◆ Requirements ◆
Assemble all lines in which the string "tarmoqdagi" appears.

◆ Material provided ◆
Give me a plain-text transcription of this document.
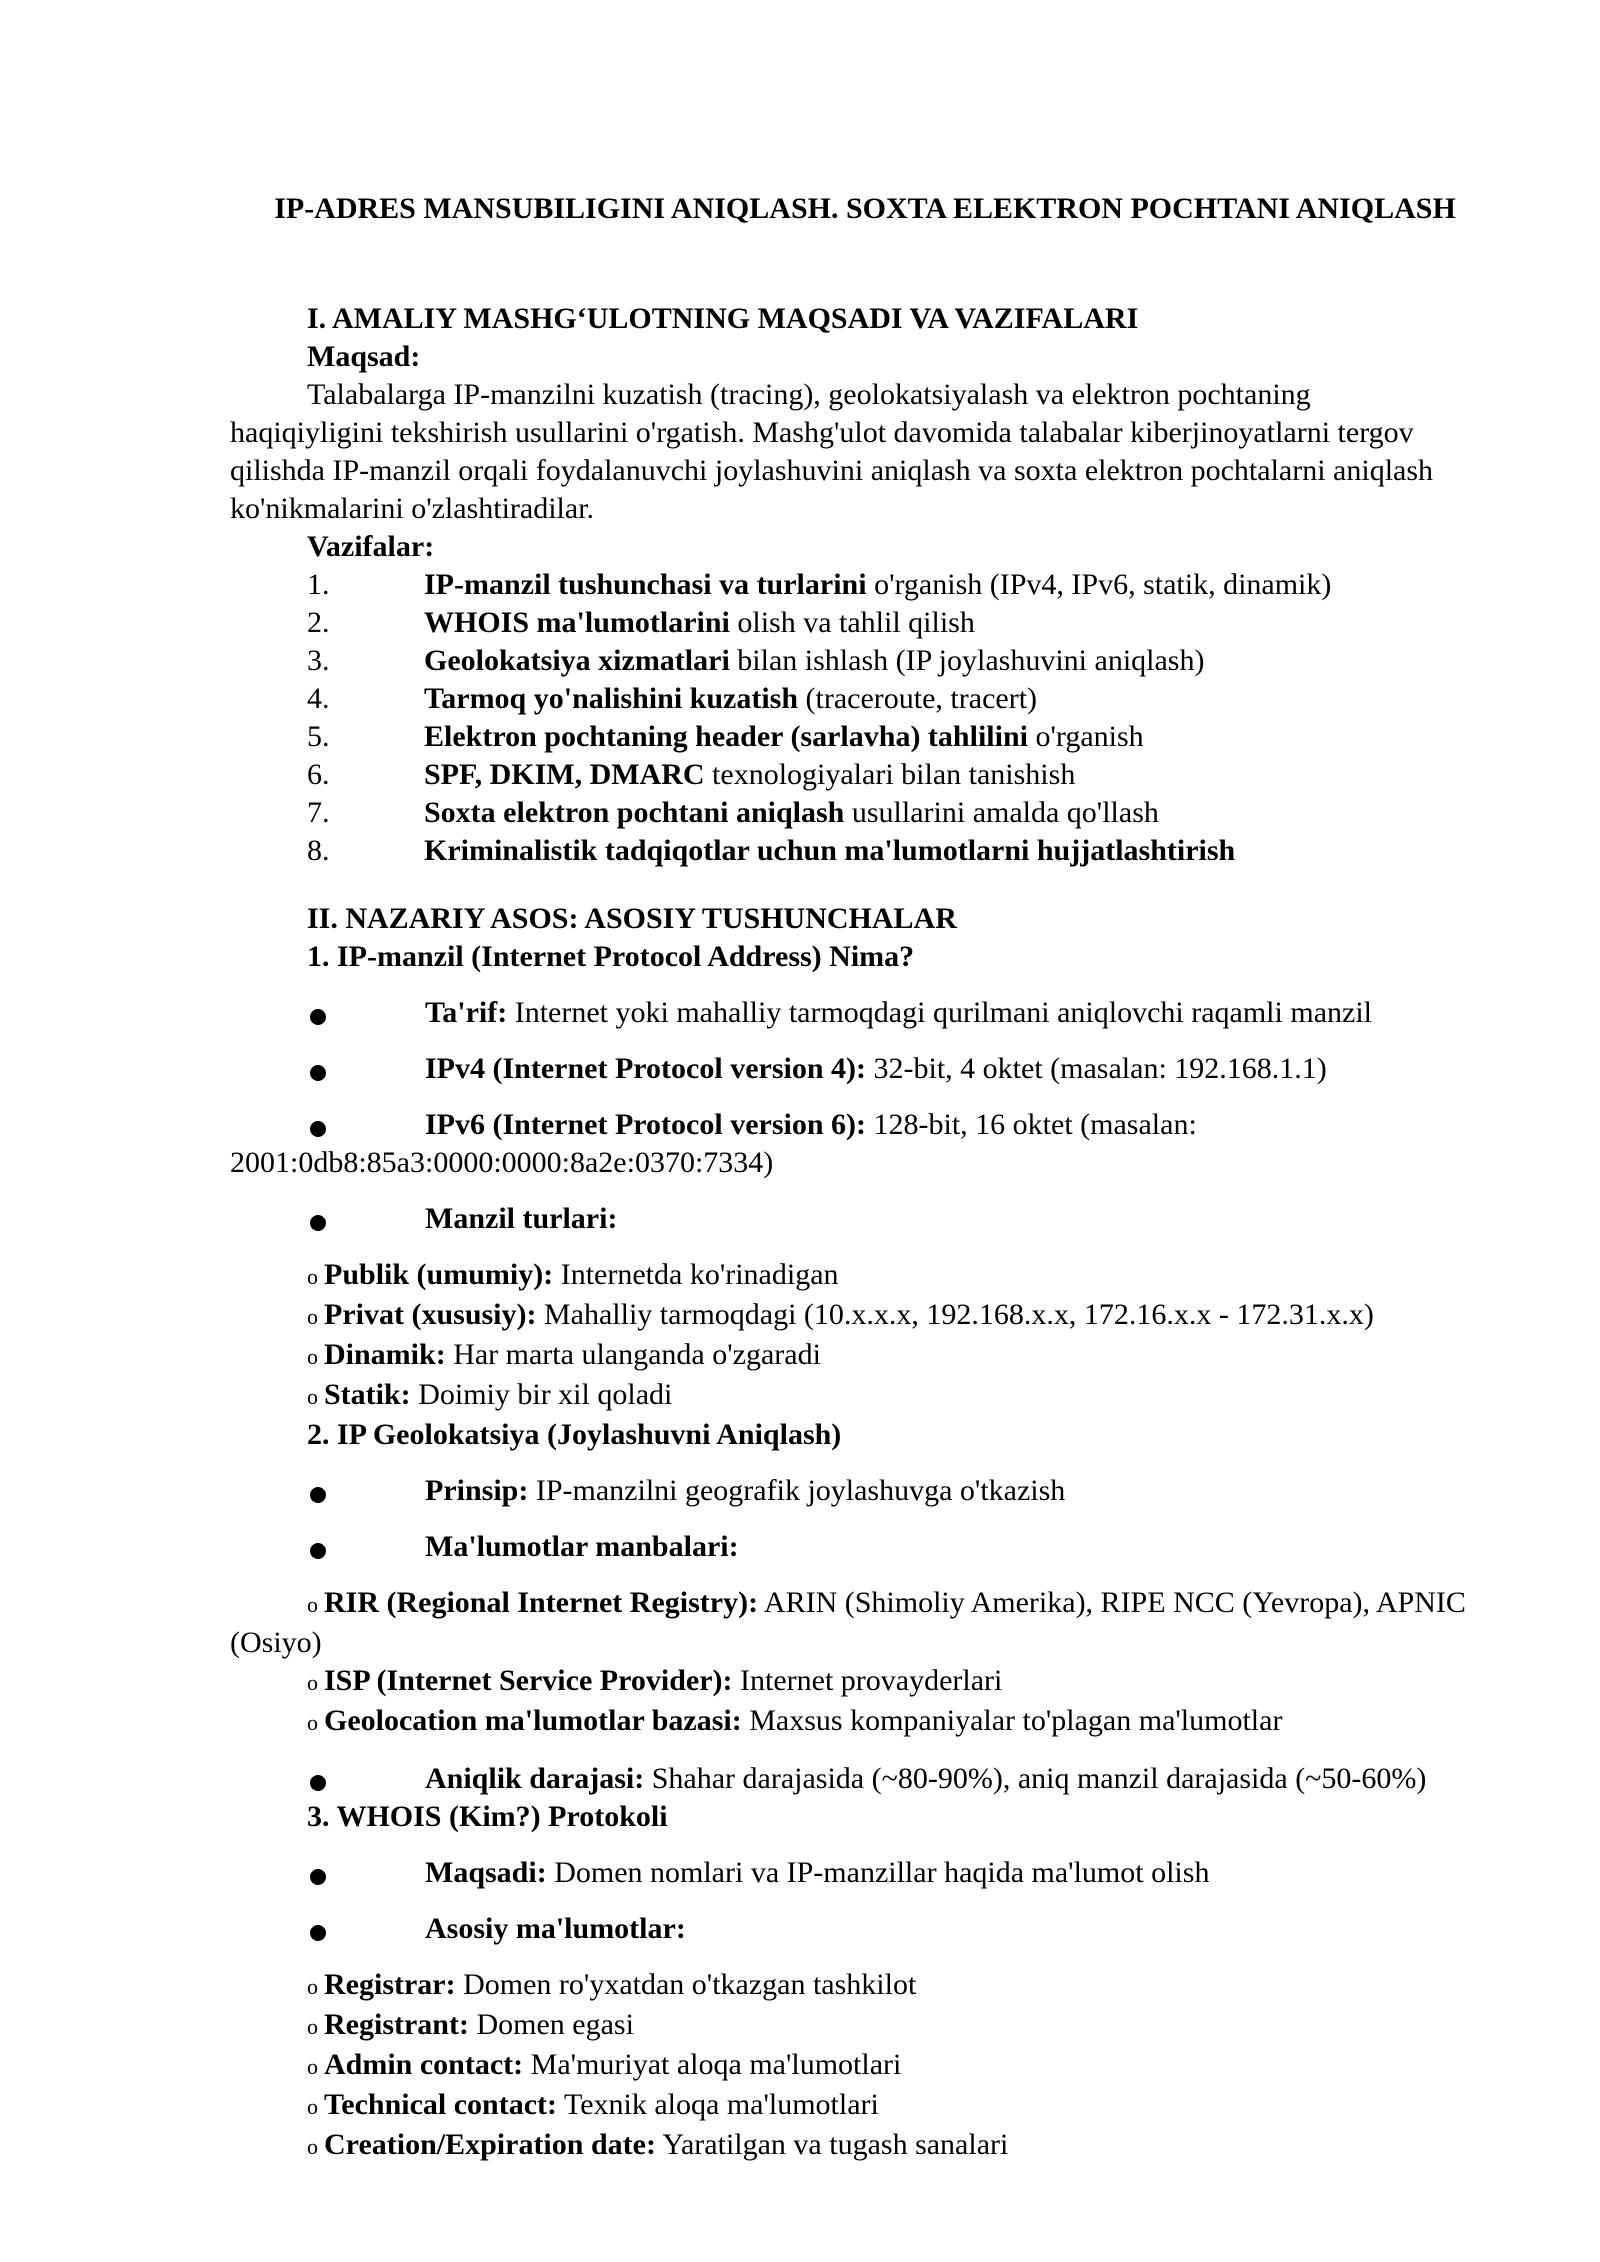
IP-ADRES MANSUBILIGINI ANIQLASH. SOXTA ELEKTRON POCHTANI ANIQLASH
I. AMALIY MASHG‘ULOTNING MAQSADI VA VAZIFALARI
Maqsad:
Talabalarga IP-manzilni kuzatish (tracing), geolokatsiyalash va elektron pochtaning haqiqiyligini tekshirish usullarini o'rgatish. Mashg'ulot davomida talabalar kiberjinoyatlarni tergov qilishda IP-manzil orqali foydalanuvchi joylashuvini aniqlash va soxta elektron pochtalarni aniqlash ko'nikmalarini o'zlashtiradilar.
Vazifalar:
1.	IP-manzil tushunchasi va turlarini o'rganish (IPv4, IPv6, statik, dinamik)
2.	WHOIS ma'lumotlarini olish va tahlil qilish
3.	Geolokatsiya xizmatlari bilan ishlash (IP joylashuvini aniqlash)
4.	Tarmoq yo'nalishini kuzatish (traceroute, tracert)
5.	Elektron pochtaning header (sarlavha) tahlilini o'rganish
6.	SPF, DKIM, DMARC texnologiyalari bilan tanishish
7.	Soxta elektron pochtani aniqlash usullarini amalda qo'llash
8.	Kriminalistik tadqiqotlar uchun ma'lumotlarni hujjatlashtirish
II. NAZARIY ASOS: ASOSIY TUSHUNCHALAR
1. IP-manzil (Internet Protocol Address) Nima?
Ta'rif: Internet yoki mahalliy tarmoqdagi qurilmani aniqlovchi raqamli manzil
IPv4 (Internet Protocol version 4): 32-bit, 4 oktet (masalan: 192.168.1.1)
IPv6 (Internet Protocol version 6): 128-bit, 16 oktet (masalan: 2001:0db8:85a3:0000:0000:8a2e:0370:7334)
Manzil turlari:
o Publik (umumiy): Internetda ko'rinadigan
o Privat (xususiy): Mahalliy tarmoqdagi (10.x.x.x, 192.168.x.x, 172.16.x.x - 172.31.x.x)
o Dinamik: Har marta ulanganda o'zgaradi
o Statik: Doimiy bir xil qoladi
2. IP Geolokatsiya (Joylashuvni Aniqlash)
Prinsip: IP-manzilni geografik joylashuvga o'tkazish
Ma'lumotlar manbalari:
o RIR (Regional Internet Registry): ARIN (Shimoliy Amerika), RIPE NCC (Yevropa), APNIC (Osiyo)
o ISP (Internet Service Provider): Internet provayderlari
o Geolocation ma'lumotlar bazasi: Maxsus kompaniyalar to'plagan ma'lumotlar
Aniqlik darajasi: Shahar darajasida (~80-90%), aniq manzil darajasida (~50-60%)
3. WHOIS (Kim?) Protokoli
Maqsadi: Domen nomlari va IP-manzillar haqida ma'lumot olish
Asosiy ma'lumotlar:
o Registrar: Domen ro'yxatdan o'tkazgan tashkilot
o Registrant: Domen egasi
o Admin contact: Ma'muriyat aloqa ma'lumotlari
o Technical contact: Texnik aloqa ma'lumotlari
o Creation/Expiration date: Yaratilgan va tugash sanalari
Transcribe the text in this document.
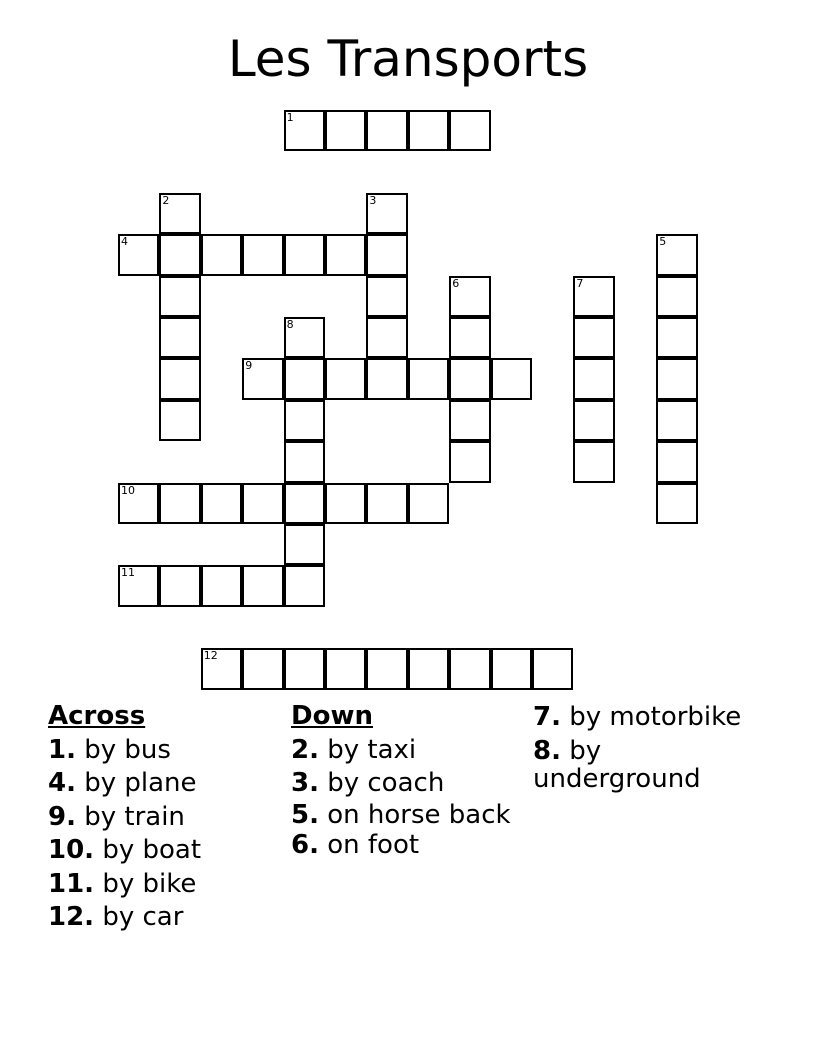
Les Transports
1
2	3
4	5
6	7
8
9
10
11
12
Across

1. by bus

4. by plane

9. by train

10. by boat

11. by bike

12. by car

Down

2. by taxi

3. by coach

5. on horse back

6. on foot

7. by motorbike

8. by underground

◆ Exercise result ◆
Ta'rif: Internet yoki mahalliy tarmoqdagi qurilmani aniqlovchi raqamli manzil
o Privat (xususiy): Mahalliy tarmoqdagi (10.x.x.x, 192.168.x.x, 172.16.x.x - 172.31.x.x)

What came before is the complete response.